_Supplied material_:
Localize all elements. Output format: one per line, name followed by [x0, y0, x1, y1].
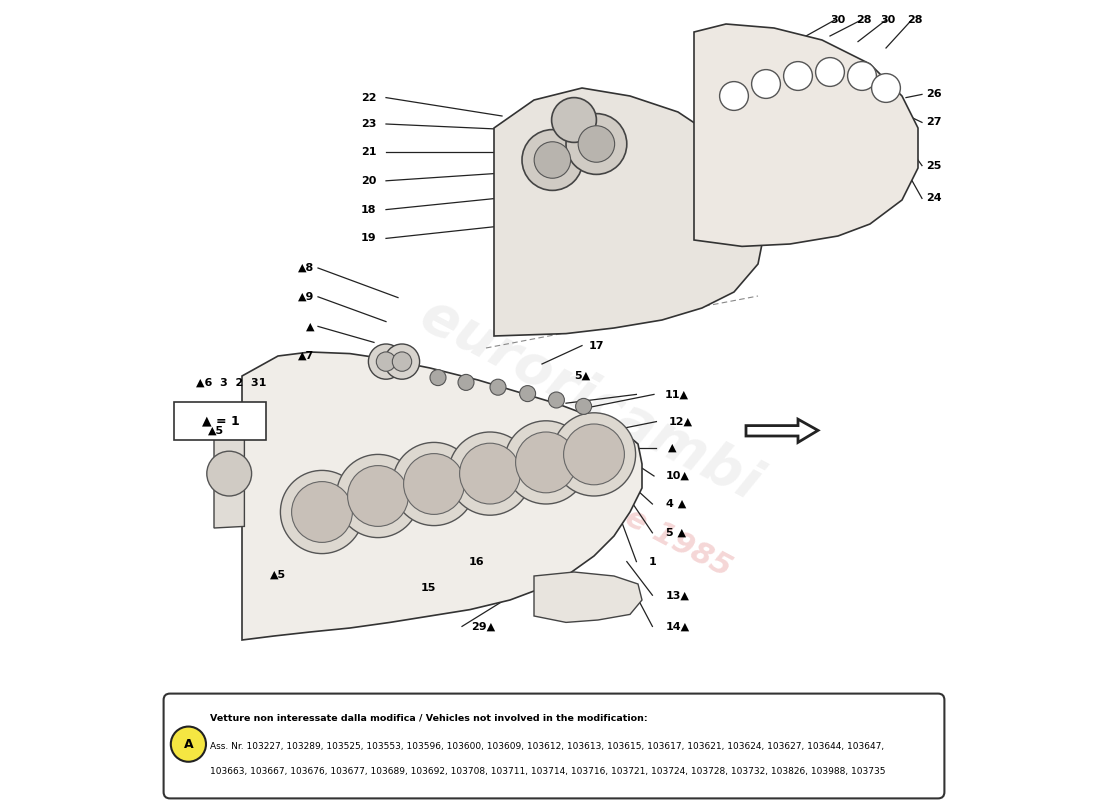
Circle shape: [490, 379, 506, 395]
Circle shape: [449, 432, 531, 515]
Circle shape: [348, 466, 408, 526]
Circle shape: [460, 443, 520, 504]
Text: 27: 27: [926, 118, 942, 127]
Circle shape: [458, 374, 474, 390]
Text: 30: 30: [830, 15, 845, 25]
Text: euroricambi: euroricambi: [411, 288, 769, 512]
Circle shape: [552, 413, 636, 496]
Text: 12▲: 12▲: [669, 417, 692, 426]
Circle shape: [368, 344, 404, 379]
Circle shape: [430, 370, 446, 386]
Polygon shape: [694, 24, 918, 246]
Text: Vetture non interessate dalla modifica / Vehicles not involved in the modificati: Vetture non interessate dalla modifica /…: [210, 714, 648, 723]
Text: 16: 16: [469, 558, 484, 567]
Text: 26: 26: [926, 89, 942, 98]
Text: 21: 21: [361, 147, 376, 157]
Circle shape: [280, 470, 364, 554]
Circle shape: [566, 114, 627, 174]
Text: 1: 1: [648, 558, 656, 567]
Circle shape: [384, 344, 419, 379]
Text: 103663, 103667, 103676, 103677, 103689, 103692, 103708, 103711, 103714, 103716, : 103663, 103667, 103676, 103677, 103689, …: [210, 767, 886, 776]
Text: 30: 30: [880, 15, 895, 25]
Text: 17: 17: [588, 341, 604, 350]
Polygon shape: [534, 572, 642, 622]
Text: 13▲: 13▲: [666, 590, 690, 600]
Circle shape: [563, 424, 625, 485]
Circle shape: [848, 62, 877, 90]
Circle shape: [783, 62, 813, 90]
Text: 15: 15: [420, 583, 436, 593]
Circle shape: [751, 70, 780, 98]
Circle shape: [516, 432, 576, 493]
Circle shape: [522, 130, 583, 190]
Circle shape: [719, 82, 748, 110]
Text: 11▲: 11▲: [664, 390, 689, 399]
FancyBboxPatch shape: [164, 694, 945, 798]
Circle shape: [519, 386, 536, 402]
Text: 20: 20: [361, 176, 376, 186]
Text: 4 ▲: 4 ▲: [666, 499, 686, 509]
Text: 5▲: 5▲: [574, 371, 590, 381]
Circle shape: [337, 454, 419, 538]
Text: a parts since 1985: a parts since 1985: [443, 409, 737, 583]
Polygon shape: [746, 419, 818, 442]
Text: 18: 18: [361, 205, 376, 214]
Circle shape: [815, 58, 845, 86]
Circle shape: [393, 352, 411, 371]
Polygon shape: [494, 88, 766, 336]
Text: 10▲: 10▲: [666, 471, 690, 481]
Circle shape: [292, 482, 352, 542]
Text: ▲ = 1: ▲ = 1: [201, 414, 240, 427]
FancyBboxPatch shape: [174, 402, 266, 440]
Circle shape: [575, 398, 592, 414]
Text: ▲7: ▲7: [298, 350, 314, 360]
Text: 5 ▲: 5 ▲: [666, 528, 686, 538]
Circle shape: [579, 126, 615, 162]
Text: ▲5: ▲5: [208, 426, 224, 435]
Circle shape: [393, 442, 475, 526]
Text: 24: 24: [926, 194, 942, 203]
Text: 28: 28: [906, 15, 922, 25]
Text: A: A: [184, 738, 194, 750]
Text: ▲5: ▲5: [270, 570, 286, 579]
Text: 14▲: 14▲: [666, 622, 690, 631]
Circle shape: [551, 98, 596, 142]
Polygon shape: [214, 420, 244, 528]
Text: Ass. Nr. 103227, 103289, 103525, 103553, 103596, 103600, 103609, 103612, 103613,: Ass. Nr. 103227, 103289, 103525, 103553,…: [210, 742, 884, 750]
Text: 29▲: 29▲: [472, 622, 496, 631]
Circle shape: [170, 726, 206, 762]
Circle shape: [376, 352, 396, 371]
Polygon shape: [242, 352, 642, 640]
Circle shape: [535, 142, 571, 178]
Text: 23: 23: [361, 119, 376, 129]
Text: ▲9: ▲9: [298, 292, 314, 302]
Text: 22: 22: [361, 93, 376, 102]
Text: 25: 25: [926, 161, 942, 170]
Text: ▲: ▲: [306, 322, 313, 331]
Circle shape: [207, 451, 252, 496]
Text: 19: 19: [361, 234, 376, 243]
Circle shape: [505, 421, 587, 504]
Text: 28: 28: [857, 15, 872, 25]
Circle shape: [404, 454, 464, 514]
Circle shape: [549, 392, 564, 408]
Circle shape: [871, 74, 901, 102]
Text: ▲: ▲: [669, 443, 676, 453]
Text: ▲6  3  2  31: ▲6 3 2 31: [196, 378, 266, 387]
Text: ▲8: ▲8: [298, 263, 314, 273]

_Your goal_: Rewrite every line of the records above, changing "Circle shape" to "Round shape" wherever it appears and keeping everything else the same. Leave out the pictures.

_Task solution_:
Localize all elements. Output format: one per line, name followed by [x0, y0, x1, y1].
Round shape: [490, 379, 506, 395]
Round shape: [449, 432, 531, 515]
Round shape: [348, 466, 408, 526]
Round shape: [460, 443, 520, 504]
Text: 27: 27: [926, 118, 942, 127]
Round shape: [458, 374, 474, 390]
Text: 30: 30: [830, 15, 845, 25]
Text: euroricambi: euroricambi: [411, 288, 769, 512]
Round shape: [552, 413, 636, 496]
Text: 12▲: 12▲: [669, 417, 692, 426]
Round shape: [368, 344, 404, 379]
Round shape: [430, 370, 446, 386]
Polygon shape: [694, 24, 918, 246]
Text: Vetture non interessate dalla modifica / Vehicles not involved in the modificati: Vetture non interessate dalla modifica /…: [210, 714, 648, 723]
Text: 16: 16: [469, 558, 484, 567]
Text: 26: 26: [926, 89, 942, 98]
Text: 21: 21: [361, 147, 376, 157]
Round shape: [280, 470, 364, 554]
Round shape: [566, 114, 627, 174]
Text: 1: 1: [648, 558, 656, 567]
Round shape: [384, 344, 419, 379]
Text: 103663, 103667, 103676, 103677, 103689, 103692, 103708, 103711, 103714, 103716, : 103663, 103667, 103676, 103677, 103689, …: [210, 767, 886, 776]
Text: 30: 30: [880, 15, 895, 25]
Text: 17: 17: [588, 341, 604, 350]
Polygon shape: [534, 572, 642, 622]
Text: 13▲: 13▲: [666, 590, 690, 600]
Round shape: [563, 424, 625, 485]
Round shape: [848, 62, 877, 90]
Round shape: [783, 62, 813, 90]
Text: 15: 15: [420, 583, 436, 593]
Round shape: [751, 70, 780, 98]
Round shape: [516, 432, 576, 493]
Round shape: [522, 130, 583, 190]
Round shape: [719, 82, 748, 110]
Text: 11▲: 11▲: [664, 390, 689, 399]
FancyBboxPatch shape: [164, 694, 945, 798]
Round shape: [519, 386, 536, 402]
Text: 20: 20: [361, 176, 376, 186]
Text: 4 ▲: 4 ▲: [666, 499, 686, 509]
Text: 5▲: 5▲: [574, 371, 590, 381]
Round shape: [337, 454, 419, 538]
Text: a parts since 1985: a parts since 1985: [443, 409, 737, 583]
Polygon shape: [746, 419, 818, 442]
Text: 18: 18: [361, 205, 376, 214]
Round shape: [815, 58, 845, 86]
Round shape: [393, 352, 411, 371]
Polygon shape: [494, 88, 766, 336]
Text: 10▲: 10▲: [666, 471, 690, 481]
Round shape: [292, 482, 352, 542]
Text: ▲ = 1: ▲ = 1: [201, 414, 240, 427]
FancyBboxPatch shape: [174, 402, 266, 440]
Round shape: [575, 398, 592, 414]
Text: ▲7: ▲7: [298, 350, 314, 360]
Text: 5 ▲: 5 ▲: [666, 528, 686, 538]
Round shape: [579, 126, 615, 162]
Text: ▲5: ▲5: [208, 426, 224, 435]
Round shape: [393, 442, 475, 526]
Text: 24: 24: [926, 194, 942, 203]
Text: 28: 28: [906, 15, 922, 25]
Text: A: A: [184, 738, 194, 750]
Text: ▲5: ▲5: [270, 570, 286, 579]
Text: 14▲: 14▲: [666, 622, 690, 631]
Round shape: [551, 98, 596, 142]
Polygon shape: [214, 420, 244, 528]
Text: Ass. Nr. 103227, 103289, 103525, 103553, 103596, 103600, 103609, 103612, 103613,: Ass. Nr. 103227, 103289, 103525, 103553,…: [210, 742, 884, 750]
Text: 29▲: 29▲: [472, 622, 496, 631]
Round shape: [170, 726, 206, 762]
Round shape: [376, 352, 396, 371]
Polygon shape: [242, 352, 642, 640]
Round shape: [535, 142, 571, 178]
Text: 23: 23: [361, 119, 376, 129]
Text: ▲9: ▲9: [298, 292, 314, 302]
Text: 22: 22: [361, 93, 376, 102]
Text: 25: 25: [926, 161, 942, 170]
Text: ▲: ▲: [306, 322, 313, 331]
Round shape: [207, 451, 252, 496]
Text: 19: 19: [361, 234, 376, 243]
Round shape: [505, 421, 587, 504]
Text: 28: 28: [857, 15, 872, 25]
Round shape: [404, 454, 464, 514]
Round shape: [549, 392, 564, 408]
Round shape: [871, 74, 901, 102]
Text: ▲: ▲: [669, 443, 676, 453]
Text: ▲6  3  2  31: ▲6 3 2 31: [196, 378, 266, 387]
Text: ▲8: ▲8: [298, 263, 314, 273]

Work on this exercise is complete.